(Raw records)
══════
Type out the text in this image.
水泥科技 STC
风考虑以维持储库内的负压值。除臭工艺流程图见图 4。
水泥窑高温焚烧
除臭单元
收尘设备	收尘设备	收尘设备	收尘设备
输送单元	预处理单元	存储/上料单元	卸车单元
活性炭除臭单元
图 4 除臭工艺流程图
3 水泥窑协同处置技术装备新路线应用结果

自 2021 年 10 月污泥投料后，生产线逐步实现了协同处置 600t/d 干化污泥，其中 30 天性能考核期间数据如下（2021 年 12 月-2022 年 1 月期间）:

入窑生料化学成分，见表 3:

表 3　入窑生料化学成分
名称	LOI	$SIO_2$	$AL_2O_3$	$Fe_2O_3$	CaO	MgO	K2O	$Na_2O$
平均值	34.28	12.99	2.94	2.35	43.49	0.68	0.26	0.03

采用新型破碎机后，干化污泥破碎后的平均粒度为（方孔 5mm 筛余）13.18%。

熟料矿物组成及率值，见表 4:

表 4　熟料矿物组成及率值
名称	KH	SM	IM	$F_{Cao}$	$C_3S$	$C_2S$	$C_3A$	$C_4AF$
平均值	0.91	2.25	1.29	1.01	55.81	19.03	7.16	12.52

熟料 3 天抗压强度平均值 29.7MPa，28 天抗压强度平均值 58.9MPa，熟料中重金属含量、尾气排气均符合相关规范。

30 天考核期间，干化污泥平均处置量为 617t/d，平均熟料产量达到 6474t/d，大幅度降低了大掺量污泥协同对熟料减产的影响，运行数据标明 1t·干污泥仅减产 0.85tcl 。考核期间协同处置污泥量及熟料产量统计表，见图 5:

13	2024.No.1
══════
▶ YOUR GOAL: Each record above should be output again exactly.

▶ WRITTEN RESPONSE:
Type out the text in this image.
水泥科技 STC
风考虑以维持储库内的负压值。除臭工艺流程图见图 4。
水泥窑高温焚烧
除臭单元
收尘设备	收尘设备	收尘设备	收尘设备
输送单元	预处理单元	存储/上料单元	卸车单元
活性炭除臭单元
图 4 除臭工艺流程图
3 水泥窑协同处置技术装备新路线应用结果

自 2021 年 10 月污泥投料后，生产线逐步实现了协同处置 600t/d 干化污泥，其中 30 天性能考核期间数据如下（2021 年 12 月-2022 年 1 月期间）:

入窑生料化学成分，见表 3:

表 3　入窑生料化学成分
名称	LOI	$SIO_2$	$AL_2O_3$	$Fe_2O_3$	CaO	MgO	K2O	$Na_2O$
平均值	34.28	12.99	2.94	2.35	43.49	0.68	0.26	0.03

采用新型破碎机后，干化污泥破碎后的平均粒度为（方孔 5mm 筛余）13.18%。

熟料矿物组成及率值，见表 4:

表 4　熟料矿物组成及率值
名称	KH	SM	IM	$F_{Cao}$	$C_3S$	$C_2S$	$C_3A$	$C_4AF$
平均值	0.91	2.25	1.29	1.01	55.81	19.03	7.16	12.52

熟料 3 天抗压强度平均值 29.7MPa，28 天抗压强度平均值 58.9MPa，熟料中重金属含量、尾气排气均符合相关规范。

30 天考核期间，干化污泥平均处置量为 617t/d，平均熟料产量达到 6474t/d，大幅度降低了大掺量污泥协同对熟料减产的影响，运行数据标明 1t·干污泥仅减产 0.85tcl 。考核期间协同处置污泥量及熟料产量统计表，见图 5:

13	2024.No.1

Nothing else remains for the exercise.